→ **Set task**: Go through the material below and count the lines with the string "JSON"; the number is the whole answer.

→ **Excerpted data**:
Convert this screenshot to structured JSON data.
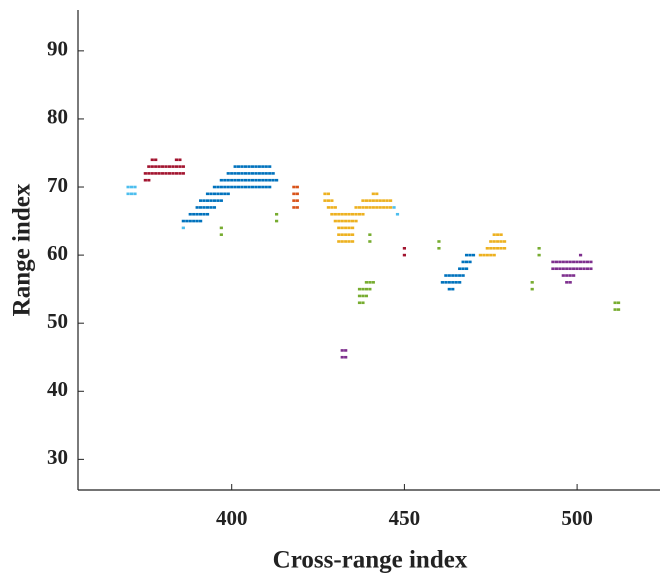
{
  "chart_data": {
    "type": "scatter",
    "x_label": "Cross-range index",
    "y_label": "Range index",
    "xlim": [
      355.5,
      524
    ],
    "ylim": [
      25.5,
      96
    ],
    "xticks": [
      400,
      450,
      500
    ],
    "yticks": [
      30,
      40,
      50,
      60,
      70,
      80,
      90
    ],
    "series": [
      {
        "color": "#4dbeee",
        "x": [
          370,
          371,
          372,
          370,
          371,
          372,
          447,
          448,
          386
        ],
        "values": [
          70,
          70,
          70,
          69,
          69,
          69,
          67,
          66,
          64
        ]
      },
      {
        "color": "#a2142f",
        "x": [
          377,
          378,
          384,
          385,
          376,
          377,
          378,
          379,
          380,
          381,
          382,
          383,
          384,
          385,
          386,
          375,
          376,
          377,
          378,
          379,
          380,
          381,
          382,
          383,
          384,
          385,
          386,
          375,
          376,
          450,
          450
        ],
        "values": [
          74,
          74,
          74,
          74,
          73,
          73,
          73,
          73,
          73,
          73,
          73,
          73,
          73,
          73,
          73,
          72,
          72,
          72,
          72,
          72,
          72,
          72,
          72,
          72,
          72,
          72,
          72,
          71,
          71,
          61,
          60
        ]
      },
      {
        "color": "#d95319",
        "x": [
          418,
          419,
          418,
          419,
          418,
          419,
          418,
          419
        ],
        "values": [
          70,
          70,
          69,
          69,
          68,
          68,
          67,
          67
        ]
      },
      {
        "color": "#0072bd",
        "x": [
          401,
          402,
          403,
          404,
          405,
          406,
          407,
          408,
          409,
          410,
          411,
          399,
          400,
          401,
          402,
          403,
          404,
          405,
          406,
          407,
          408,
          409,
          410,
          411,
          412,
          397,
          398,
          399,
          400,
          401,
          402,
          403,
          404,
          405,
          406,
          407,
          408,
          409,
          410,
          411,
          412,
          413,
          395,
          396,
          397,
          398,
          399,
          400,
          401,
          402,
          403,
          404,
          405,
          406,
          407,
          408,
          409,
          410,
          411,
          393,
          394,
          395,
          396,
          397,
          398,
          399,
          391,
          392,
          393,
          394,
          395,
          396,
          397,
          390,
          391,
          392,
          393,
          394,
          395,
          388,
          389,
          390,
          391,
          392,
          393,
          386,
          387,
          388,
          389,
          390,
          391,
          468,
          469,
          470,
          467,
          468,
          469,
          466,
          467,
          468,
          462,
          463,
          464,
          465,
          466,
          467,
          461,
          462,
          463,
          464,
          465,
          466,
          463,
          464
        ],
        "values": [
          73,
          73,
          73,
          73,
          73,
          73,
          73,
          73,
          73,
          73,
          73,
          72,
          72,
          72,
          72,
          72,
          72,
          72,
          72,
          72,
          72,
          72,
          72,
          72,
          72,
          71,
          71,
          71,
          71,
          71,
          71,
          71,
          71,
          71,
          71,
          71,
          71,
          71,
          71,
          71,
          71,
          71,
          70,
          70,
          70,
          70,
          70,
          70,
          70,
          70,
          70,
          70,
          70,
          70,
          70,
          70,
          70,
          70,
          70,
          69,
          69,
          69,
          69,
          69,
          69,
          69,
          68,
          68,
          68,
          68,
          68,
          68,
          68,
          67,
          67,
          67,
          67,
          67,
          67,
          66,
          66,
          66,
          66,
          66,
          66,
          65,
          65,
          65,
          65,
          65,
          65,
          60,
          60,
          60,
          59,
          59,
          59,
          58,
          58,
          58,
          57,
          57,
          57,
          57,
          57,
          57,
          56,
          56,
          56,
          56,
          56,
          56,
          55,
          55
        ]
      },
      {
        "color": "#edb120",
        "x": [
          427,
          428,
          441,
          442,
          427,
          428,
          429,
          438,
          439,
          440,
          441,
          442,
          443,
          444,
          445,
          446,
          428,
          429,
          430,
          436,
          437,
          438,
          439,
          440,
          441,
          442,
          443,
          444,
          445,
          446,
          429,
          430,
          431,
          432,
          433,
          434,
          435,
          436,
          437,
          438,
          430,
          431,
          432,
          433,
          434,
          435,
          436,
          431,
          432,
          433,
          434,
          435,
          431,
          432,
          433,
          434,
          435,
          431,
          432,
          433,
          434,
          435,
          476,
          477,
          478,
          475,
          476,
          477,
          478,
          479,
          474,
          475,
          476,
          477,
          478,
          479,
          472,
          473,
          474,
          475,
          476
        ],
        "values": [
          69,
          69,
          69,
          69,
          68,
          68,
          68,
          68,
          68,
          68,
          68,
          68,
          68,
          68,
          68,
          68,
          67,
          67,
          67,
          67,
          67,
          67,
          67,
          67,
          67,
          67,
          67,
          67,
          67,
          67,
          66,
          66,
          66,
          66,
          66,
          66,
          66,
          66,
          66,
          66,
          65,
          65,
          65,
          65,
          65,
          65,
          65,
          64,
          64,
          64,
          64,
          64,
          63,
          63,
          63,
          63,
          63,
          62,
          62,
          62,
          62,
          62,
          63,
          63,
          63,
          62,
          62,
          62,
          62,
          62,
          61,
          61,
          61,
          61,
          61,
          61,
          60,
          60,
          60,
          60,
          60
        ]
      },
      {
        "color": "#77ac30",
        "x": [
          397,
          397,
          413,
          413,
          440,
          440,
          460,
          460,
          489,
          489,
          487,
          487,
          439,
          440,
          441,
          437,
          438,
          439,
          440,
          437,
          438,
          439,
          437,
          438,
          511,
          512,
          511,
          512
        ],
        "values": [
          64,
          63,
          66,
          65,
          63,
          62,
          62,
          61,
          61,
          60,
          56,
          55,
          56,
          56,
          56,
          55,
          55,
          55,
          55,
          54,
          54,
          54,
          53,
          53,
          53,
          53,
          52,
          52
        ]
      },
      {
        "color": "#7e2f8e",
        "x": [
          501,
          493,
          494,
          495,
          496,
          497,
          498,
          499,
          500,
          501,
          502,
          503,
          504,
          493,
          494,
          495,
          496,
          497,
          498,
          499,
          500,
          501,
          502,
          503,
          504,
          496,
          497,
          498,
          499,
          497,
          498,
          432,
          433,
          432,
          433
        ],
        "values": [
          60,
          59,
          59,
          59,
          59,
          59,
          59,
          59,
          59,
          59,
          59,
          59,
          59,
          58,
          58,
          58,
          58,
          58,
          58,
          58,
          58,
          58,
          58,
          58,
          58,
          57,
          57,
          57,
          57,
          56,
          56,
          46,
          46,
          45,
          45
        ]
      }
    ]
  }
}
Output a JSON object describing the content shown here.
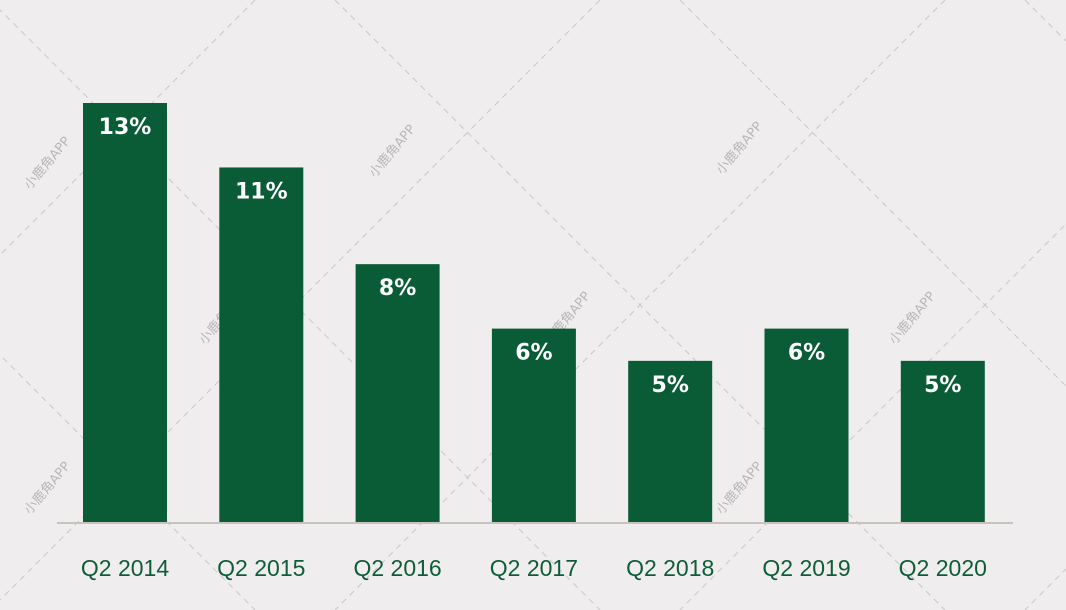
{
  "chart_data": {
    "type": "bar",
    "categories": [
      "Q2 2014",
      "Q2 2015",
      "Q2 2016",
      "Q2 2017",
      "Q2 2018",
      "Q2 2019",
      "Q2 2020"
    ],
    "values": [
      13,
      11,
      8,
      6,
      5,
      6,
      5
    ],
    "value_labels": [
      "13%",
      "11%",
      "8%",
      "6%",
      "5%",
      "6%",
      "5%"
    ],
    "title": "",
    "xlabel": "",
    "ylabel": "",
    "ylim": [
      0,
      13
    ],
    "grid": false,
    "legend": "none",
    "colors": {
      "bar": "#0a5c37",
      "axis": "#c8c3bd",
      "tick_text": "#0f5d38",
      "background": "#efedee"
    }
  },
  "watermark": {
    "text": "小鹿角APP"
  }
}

→ **Answer to the exercise**: 2